=== PROBLEM REQUIREMENTS ===
Gather each line of the entries below that contains the word "conditions" and copy it in full.

=== RECORDS TO PROCESS ===
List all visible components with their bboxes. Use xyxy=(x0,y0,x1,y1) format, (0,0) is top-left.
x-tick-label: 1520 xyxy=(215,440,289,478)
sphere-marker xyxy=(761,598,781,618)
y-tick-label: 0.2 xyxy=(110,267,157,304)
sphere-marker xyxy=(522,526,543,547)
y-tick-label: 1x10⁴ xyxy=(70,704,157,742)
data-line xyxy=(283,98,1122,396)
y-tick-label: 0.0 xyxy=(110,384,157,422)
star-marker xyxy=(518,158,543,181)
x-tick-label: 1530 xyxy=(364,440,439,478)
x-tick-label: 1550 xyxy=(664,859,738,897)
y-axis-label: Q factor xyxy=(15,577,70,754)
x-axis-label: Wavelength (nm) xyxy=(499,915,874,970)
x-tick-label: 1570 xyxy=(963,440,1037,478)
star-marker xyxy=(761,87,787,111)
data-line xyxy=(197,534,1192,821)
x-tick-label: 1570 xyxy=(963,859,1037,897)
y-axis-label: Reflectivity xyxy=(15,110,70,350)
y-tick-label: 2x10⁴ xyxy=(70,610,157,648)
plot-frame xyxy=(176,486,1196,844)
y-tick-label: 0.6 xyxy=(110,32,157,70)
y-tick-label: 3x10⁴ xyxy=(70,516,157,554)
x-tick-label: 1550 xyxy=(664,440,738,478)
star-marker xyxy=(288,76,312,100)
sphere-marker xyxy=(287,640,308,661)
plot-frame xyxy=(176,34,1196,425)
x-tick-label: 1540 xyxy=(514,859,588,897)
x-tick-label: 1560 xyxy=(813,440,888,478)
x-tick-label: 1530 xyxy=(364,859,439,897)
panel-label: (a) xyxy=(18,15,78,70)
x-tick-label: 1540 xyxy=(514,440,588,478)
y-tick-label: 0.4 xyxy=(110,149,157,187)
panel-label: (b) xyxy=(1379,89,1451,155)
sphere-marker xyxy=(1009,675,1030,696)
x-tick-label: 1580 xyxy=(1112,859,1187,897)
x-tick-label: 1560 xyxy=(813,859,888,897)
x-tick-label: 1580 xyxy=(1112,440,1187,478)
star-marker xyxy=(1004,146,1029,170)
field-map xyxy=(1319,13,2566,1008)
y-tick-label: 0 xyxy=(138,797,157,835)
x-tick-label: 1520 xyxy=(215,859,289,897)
---
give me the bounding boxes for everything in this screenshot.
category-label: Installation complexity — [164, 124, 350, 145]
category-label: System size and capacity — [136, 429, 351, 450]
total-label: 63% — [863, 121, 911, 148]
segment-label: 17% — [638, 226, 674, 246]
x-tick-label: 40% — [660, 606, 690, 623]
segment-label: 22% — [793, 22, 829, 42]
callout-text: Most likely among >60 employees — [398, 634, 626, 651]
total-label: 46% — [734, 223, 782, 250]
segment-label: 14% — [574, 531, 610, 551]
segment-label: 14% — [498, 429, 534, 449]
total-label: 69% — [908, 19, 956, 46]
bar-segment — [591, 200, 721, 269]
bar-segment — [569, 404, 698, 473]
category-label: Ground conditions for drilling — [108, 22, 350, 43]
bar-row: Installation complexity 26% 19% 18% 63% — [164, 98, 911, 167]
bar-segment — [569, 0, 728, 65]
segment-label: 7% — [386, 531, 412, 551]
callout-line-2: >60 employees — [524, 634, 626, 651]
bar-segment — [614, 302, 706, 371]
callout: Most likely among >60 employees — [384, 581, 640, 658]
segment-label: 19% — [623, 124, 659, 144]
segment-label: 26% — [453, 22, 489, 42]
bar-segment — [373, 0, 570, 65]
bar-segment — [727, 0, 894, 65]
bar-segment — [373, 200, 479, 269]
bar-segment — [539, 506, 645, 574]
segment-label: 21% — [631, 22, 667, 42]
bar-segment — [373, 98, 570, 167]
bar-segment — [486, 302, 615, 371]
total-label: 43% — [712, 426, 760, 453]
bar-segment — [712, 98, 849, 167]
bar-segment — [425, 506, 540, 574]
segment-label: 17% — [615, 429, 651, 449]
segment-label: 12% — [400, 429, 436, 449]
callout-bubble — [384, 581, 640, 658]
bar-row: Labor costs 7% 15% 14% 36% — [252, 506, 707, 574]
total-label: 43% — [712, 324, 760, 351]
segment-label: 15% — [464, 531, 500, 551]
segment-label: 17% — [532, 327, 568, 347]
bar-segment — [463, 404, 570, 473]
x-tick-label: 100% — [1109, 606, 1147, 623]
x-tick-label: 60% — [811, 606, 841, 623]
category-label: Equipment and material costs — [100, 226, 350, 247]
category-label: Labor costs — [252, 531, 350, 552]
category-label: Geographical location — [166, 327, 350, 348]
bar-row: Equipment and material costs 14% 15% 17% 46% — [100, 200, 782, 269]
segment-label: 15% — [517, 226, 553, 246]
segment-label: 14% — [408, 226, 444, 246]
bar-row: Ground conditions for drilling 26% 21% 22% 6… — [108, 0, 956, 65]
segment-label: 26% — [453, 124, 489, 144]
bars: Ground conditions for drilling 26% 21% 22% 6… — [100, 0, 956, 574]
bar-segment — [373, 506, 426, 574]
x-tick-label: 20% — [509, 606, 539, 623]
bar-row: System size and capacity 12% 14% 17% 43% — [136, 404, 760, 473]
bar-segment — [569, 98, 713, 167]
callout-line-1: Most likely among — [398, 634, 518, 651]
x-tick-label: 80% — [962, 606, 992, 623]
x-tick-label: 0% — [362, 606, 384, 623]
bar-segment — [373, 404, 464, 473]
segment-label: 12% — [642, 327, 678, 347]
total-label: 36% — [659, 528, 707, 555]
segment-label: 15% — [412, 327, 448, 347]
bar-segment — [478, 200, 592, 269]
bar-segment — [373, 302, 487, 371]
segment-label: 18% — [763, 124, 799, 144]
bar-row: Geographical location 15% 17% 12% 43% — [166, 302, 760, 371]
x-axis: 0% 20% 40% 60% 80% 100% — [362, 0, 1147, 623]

=== EXERCISE ANSWER ===
category-label: Ground conditions for drilling — [108, 22, 350, 43]
bar-row: Ground conditions for drilling 26% 21% 22% 6… — [108, 0, 956, 65]
bars: Ground conditions for drilling 26% 21% 22% 6… — [100, 0, 956, 574]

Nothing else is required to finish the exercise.